→ **GIVEN EXERCISE**
In the listing below, count each line containing "报销申请人" and answer with the count only.

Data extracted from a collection
[Start]

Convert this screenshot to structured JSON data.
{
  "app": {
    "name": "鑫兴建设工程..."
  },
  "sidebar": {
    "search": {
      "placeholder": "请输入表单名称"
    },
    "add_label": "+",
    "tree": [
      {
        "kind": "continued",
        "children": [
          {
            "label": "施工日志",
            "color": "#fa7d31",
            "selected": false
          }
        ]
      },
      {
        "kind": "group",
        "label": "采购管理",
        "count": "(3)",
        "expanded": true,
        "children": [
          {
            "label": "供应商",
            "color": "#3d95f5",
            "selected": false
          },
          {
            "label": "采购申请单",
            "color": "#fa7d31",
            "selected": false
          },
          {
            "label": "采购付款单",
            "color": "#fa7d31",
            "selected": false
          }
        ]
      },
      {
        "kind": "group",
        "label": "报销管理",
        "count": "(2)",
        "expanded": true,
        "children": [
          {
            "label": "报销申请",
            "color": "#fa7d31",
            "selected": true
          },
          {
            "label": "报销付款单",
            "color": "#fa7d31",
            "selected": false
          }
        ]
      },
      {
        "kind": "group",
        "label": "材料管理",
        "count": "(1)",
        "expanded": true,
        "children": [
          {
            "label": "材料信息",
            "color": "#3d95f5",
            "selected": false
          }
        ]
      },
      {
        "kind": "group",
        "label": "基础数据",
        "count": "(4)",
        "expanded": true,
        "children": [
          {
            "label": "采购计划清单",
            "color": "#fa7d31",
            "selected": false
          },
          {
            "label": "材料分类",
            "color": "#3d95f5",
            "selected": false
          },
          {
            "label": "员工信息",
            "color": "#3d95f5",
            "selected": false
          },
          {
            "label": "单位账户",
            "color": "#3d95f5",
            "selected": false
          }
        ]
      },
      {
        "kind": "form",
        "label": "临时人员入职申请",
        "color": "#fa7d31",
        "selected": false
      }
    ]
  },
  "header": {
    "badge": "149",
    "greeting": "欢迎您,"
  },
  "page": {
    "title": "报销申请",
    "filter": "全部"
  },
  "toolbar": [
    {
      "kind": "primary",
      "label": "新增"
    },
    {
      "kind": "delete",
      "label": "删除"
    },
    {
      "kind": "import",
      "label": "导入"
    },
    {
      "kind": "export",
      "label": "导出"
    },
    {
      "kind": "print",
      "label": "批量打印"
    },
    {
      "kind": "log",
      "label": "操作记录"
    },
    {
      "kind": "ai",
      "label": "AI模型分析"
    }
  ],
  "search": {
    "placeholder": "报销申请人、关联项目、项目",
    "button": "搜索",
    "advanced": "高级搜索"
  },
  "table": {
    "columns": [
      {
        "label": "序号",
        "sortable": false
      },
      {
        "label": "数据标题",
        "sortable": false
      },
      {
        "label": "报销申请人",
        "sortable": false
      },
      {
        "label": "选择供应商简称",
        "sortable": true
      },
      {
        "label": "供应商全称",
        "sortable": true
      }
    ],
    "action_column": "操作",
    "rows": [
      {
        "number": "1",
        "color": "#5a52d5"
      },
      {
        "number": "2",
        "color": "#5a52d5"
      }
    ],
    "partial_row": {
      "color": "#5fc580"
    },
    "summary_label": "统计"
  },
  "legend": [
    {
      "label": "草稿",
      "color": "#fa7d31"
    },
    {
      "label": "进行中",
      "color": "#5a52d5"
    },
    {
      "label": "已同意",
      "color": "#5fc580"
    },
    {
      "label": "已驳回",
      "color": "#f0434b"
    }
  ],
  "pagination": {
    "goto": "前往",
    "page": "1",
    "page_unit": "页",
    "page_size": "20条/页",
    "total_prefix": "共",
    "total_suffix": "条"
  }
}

[End]

→ **EXERCISE SOLUTION**
2